→ SOURCE:
Anybody interested in Project Paperclip should probably stay away from the Jacobson book
Monte Davis
montedavis49 at gmail.com
Wed Mar 5 19:38:42 CST 2014
No, by "our own vast moral failure" I mean building nuclear weapons and
delivery systems far beyond any rational need. During WWII we and the UK
had already taken "terror bombing" of cities to a scale far beyond what
we'd called horrible when enemies did it to Guernica, Chinese cities,
Warsaw, Rotterdam, and London. In the decades that followed, we spent
several trillion dollars systematically equipping ourselves to do a
thousand times worse.
That the equipment has not yet been used (and that it has been modestly
scaled back since the 1980s) does not make it less of an abomination. The
decisions that led to that were made by Americans, not by German emigres.
Millions of Americans (including young Tom Pynchon, cranking out Boeing
technical documentation and company magazine articles) took part in the
process. Details of bombs and rockets were secret; that we were gearing up
for mass murder -- only if forced to it, of course! -- was not a secret,
not a conspiracy.
One of the central concerns of GR (and the reason for its arc from a
missile in 1944 to a missile in 1972) is to ask: "Given all the destruction
and horror of the Zone, and 1945's opportunities for a fresh start... was
Mutual Assured Destruction really the best we could do by 1972? Why did we
fuck up all over again, only bigger and shinier?"

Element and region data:

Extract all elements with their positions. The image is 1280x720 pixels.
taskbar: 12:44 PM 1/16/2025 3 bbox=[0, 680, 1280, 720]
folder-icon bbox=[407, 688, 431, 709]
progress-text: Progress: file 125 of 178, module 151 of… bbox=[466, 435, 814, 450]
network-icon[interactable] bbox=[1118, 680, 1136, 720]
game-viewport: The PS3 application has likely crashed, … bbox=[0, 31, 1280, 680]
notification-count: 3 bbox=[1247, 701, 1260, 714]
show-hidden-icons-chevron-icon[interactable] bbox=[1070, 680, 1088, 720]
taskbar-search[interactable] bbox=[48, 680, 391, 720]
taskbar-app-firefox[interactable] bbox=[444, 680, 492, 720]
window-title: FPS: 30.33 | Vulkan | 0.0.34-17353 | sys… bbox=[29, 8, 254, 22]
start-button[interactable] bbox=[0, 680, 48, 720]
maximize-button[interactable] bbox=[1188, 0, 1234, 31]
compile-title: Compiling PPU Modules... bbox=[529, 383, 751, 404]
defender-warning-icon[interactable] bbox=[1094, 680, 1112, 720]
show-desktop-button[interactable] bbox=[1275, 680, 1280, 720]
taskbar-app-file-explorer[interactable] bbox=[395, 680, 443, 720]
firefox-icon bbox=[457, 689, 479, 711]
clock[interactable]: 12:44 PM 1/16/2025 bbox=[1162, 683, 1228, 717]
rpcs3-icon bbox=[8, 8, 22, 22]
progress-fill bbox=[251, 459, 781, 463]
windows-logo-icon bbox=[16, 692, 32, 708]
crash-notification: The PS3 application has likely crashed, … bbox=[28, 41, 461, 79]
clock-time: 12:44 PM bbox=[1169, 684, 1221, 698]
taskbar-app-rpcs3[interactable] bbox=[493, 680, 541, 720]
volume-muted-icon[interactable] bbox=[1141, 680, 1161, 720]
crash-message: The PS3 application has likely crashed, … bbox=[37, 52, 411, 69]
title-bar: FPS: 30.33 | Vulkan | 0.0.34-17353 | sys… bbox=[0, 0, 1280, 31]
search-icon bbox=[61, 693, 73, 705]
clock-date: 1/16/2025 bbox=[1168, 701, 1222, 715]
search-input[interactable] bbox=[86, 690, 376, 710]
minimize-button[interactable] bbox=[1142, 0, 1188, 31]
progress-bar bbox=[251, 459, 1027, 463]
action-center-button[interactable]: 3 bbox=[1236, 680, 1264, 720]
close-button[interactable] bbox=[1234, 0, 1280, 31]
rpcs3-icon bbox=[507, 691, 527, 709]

→ EXERCISE SET:
• A. According to the post, what was young Tom Pynchon cranking out?
• B. Revise the post's passage between "That the equipment" and "not a conspiracy.", inclusive, and write it out with "abomination" changed to "atrocity".

→ TASK RESPONSES:
• A. Boeing technical documentation and company magazine articles.

• B.
That the equipment has not yet been used (and that it has been modestly
scaled back since the 1980s) does not make it less of an atrocity. The
decisions that led to that were made by Americans, not by German emigres.
Millions of Americans (including young Tom Pynchon, cranking out Boeing
technical documentation and company magazine articles) took part in the
process. Details of bombs and rockets were secret; that we were gearing up
for mass murder -- only if forced to it, of course! -- was not a secret,
not a conspiracy.